Reproduce all the material exactly, minus any pictures it holds.

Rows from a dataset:

□ □ □ □ □ □ □

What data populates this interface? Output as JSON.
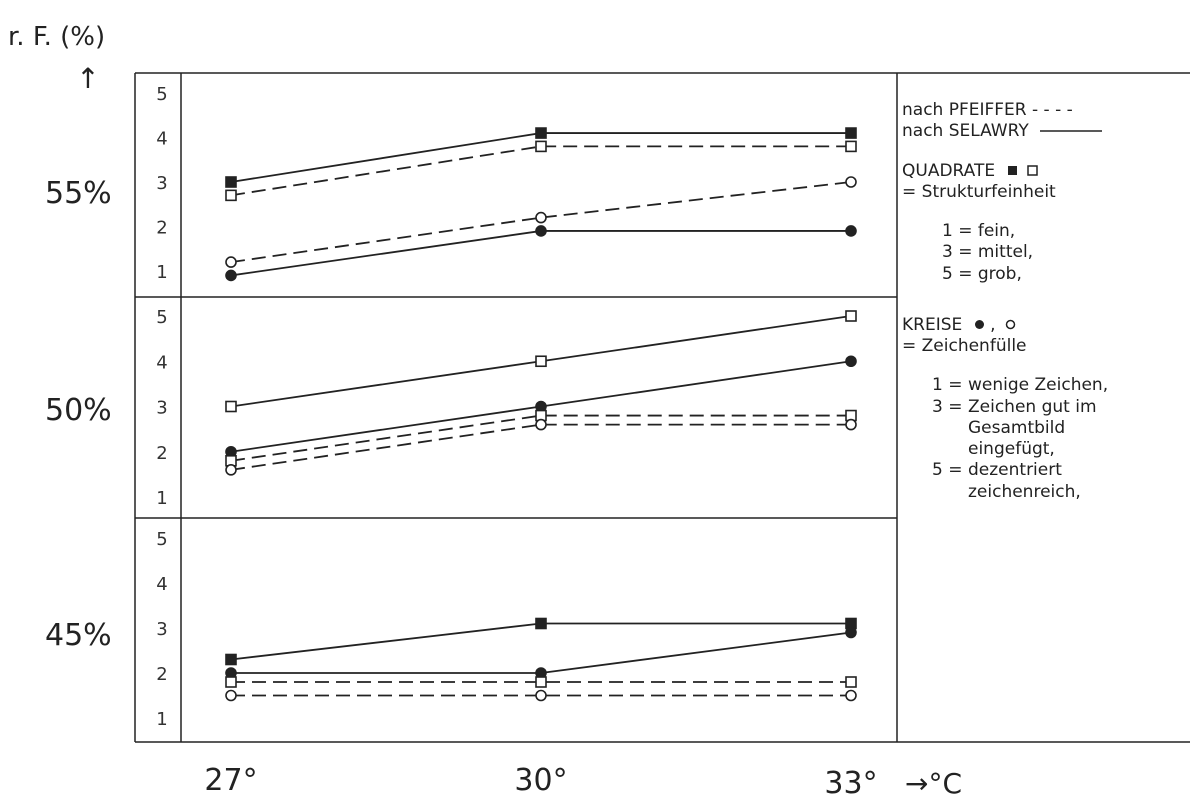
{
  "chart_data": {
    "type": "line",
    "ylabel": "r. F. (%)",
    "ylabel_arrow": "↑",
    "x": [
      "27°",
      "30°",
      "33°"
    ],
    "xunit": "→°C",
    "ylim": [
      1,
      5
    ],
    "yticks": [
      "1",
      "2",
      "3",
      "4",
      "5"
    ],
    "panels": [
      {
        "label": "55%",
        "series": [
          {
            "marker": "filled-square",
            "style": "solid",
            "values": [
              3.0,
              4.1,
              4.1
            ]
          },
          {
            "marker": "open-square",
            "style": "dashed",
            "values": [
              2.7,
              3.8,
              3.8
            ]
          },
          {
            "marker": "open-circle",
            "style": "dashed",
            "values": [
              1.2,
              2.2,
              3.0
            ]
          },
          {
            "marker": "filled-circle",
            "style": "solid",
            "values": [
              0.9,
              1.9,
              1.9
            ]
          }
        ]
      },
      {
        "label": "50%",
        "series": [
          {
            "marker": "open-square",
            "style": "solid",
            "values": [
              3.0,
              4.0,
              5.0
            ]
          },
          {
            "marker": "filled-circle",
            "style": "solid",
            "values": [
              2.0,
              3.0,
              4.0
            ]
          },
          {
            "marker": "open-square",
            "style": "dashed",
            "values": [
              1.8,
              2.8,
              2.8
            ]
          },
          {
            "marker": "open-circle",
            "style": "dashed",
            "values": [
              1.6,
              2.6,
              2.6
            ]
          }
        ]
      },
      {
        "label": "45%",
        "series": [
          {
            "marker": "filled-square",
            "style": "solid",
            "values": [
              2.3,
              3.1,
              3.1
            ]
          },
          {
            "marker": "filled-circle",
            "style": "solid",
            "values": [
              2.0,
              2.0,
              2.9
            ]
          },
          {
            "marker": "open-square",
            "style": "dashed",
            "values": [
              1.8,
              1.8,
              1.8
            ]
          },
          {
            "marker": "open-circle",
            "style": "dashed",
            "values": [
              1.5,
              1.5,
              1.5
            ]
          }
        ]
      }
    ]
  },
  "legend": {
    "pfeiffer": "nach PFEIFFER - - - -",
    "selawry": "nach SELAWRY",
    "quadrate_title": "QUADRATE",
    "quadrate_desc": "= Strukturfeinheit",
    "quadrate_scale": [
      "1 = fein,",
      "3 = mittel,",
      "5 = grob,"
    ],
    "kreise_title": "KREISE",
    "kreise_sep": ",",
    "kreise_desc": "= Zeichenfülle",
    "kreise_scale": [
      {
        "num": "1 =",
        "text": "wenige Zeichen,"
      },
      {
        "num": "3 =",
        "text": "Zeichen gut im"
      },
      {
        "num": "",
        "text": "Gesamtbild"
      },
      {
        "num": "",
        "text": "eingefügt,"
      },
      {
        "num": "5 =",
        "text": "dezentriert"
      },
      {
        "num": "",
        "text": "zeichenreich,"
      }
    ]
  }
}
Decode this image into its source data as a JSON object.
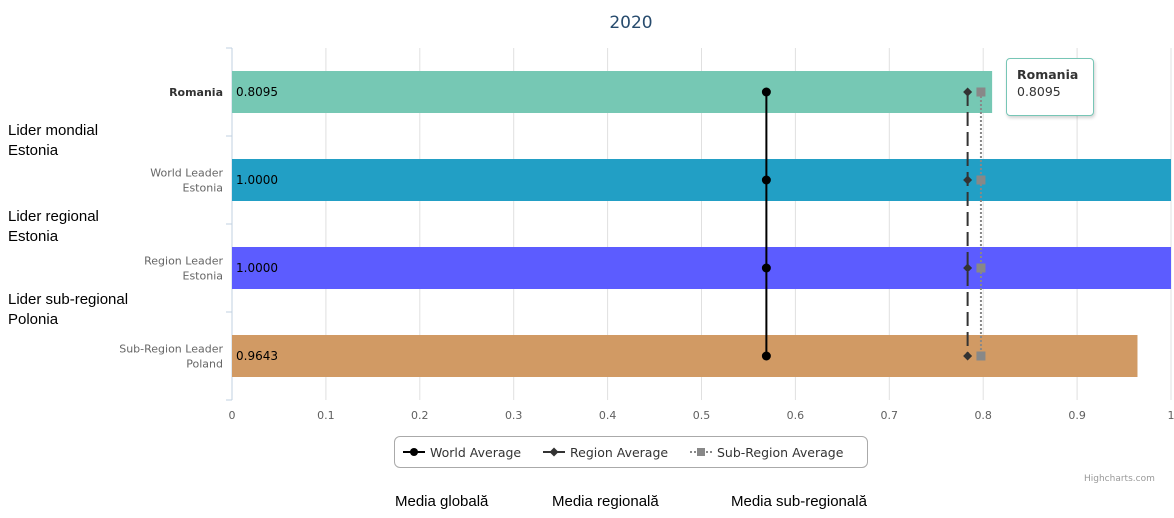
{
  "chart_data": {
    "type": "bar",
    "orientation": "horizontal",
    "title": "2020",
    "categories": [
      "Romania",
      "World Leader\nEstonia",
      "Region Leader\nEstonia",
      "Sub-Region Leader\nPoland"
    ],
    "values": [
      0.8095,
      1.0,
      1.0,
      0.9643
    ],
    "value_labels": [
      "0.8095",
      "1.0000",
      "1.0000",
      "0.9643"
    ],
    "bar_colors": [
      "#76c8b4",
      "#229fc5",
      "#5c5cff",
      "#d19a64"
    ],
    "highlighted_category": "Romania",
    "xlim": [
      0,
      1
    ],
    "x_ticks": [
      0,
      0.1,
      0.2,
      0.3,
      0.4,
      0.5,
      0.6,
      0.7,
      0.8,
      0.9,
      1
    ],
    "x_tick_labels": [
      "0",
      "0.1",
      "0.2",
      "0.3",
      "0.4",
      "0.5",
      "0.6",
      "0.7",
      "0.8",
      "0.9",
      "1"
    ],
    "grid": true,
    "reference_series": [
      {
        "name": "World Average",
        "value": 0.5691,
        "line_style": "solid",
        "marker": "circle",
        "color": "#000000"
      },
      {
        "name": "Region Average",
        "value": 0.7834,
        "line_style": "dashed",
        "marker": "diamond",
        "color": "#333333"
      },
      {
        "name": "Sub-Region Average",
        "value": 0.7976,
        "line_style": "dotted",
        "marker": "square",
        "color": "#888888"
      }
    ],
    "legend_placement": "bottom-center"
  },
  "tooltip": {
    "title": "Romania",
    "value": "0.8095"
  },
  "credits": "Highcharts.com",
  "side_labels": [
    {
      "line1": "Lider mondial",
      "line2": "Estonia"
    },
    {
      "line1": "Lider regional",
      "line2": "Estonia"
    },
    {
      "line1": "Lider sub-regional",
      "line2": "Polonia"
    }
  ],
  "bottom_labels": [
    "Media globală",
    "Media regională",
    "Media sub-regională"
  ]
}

□ □ □ □ □ □ □

■ **TASK OUTPUT**
What data populates this interface? Output as JSON.
{
  "chart_data": {
    "type": "line",
    "ylabel": "r. F. (%)",
    "ylabel_arrow": "↑",
    "x": [
      "27°",
      "30°",
      "33°"
    ],
    "xunit": "→°C",
    "ylim": [
      1,
      5
    ],
    "yticks": [
      "1",
      "2",
      "3",
      "4",
      "5"
    ],
    "panels": [
      {
        "label": "55%",
        "series": [
          {
            "marker": "filled-square",
            "style": "solid",
            "values": [
              3.0,
              4.1,
              4.1
            ]
          },
          {
            "marker": "open-square",
            "style": "dashed",
            "values": [
              2.7,
              3.8,
              3.8
            ]
          },
          {
            "marker": "open-circle",
            "style": "dashed",
            "values": [
              1.2,
              2.2,
              3.0
            ]
          },
          {
            "marker": "filled-circle",
            "style": "solid",
            "values": [
              0.9,
              1.9,
              1.9
            ]
          }
        ]
      },
      {
        "label": "50%",
        "series": [
          {
            "marker": "open-square",
            "style": "solid",
            "values": [
              3.0,
              4.0,
              5.0
            ]
          },
          {
            "marker": "filled-circle",
            "style": "solid",
            "values": [
              2.0,
              3.0,
              4.0
            ]
          },
          {
            "marker": "open-square",
            "style": "dashed",
            "values": [
              1.8,
              2.8,
              2.8
            ]
          },
          {
            "marker": "open-circle",
            "style": "dashed",
            "values": [
              1.6,
              2.6,
              2.6
            ]
          }
        ]
      },
      {
        "label": "45%",
        "series": [
          {
            "marker": "filled-square",
            "style": "solid",
            "values": [
              2.3,
              3.1,
              3.1
            ]
          },
          {
            "marker": "filled-circle",
            "style": "solid",
            "values": [
              2.0,
              2.0,
              2.9
            ]
          },
          {
            "marker": "open-square",
            "style": "dashed",
            "values": [
              1.8,
              1.8,
              1.8
            ]
          },
          {
            "marker": "open-circle",
            "style": "dashed",
            "values": [
              1.5,
              1.5,
              1.5
            ]
          }
        ]
      }
    ]
  },
  "legend": {
    "pfeiffer": "nach PFEIFFER - - - -",
    "selawry": "nach SELAWRY",
    "quadrate_title": "QUADRATE",
    "quadrate_desc": "= Strukturfeinheit",
    "quadrate_scale": [
      "1 = fein,",
      "3 = mittel,",
      "5 = grob,"
    ],
    "kreise_title": "KREISE",
    "kreise_sep": ",",
    "kreise_desc": "= Zeichenfülle",
    "kreise_scale": [
      {
        "num": "1 =",
        "text": "wenige Zeichen,"
      },
      {
        "num": "3 =",
        "text": "Zeichen gut im"
      },
      {
        "num": "",
        "text": "Gesamtbild"
      },
      {
        "num": "",
        "text": "eingefügt,"
      },
      {
        "num": "5 =",
        "text": "dezentriert"
      },
      {
        "num": "",
        "text": "zeichenreich,"
      }
    ]
  }
}
Decode this image into its source data as a JSON object.
{
  "chart_data": {
    "type": "bar",
    "orientation": "horizontal",
    "title": "2020",
    "categories": [
      "Romania",
      "World Leader\nEstonia",
      "Region Leader\nEstonia",
      "Sub-Region Leader\nPoland"
    ],
    "values": [
      0.8095,
      1.0,
      1.0,
      0.9643
    ],
    "value_labels": [
      "0.8095",
      "1.0000",
      "1.0000",
      "0.9643"
    ],
    "bar_colors": [
      "#76c8b4",
      "#229fc5",
      "#5c5cff",
      "#d19a64"
    ],
    "highlighted_category": "Romania",
    "xlim": [
      0,
      1
    ],
    "x_ticks": [
      0,
      0.1,
      0.2,
      0.3,
      0.4,
      0.5,
      0.6,
      0.7,
      0.8,
      0.9,
      1
    ],
    "x_tick_labels": [
      "0",
      "0.1",
      "0.2",
      "0.3",
      "0.4",
      "0.5",
      "0.6",
      "0.7",
      "0.8",
      "0.9",
      "1"
    ],
    "grid": true,
    "reference_series": [
      {
        "name": "World Average",
        "value": 0.5691,
        "line_style": "solid",
        "marker": "circle",
        "color": "#000000"
      },
      {
        "name": "Region Average",
        "value": 0.7834,
        "line_style": "dashed",
        "marker": "diamond",
        "color": "#333333"
      },
      {
        "name": "Sub-Region Average",
        "value": 0.7976,
        "line_style": "dotted",
        "marker": "square",
        "color": "#888888"
      }
    ],
    "legend_placement": "bottom-center"
  },
  "tooltip": {
    "title": "Romania",
    "value": "0.8095"
  },
  "credits": "Highcharts.com",
  "side_labels": [
    {
      "line1": "Lider mondial",
      "line2": "Estonia"
    },
    {
      "line1": "Lider regional",
      "line2": "Estonia"
    },
    {
      "line1": "Lider sub-regional",
      "line2": "Polonia"
    }
  ],
  "bottom_labels": [
    "Media globală",
    "Media regională",
    "Media sub-regională"
  ]
}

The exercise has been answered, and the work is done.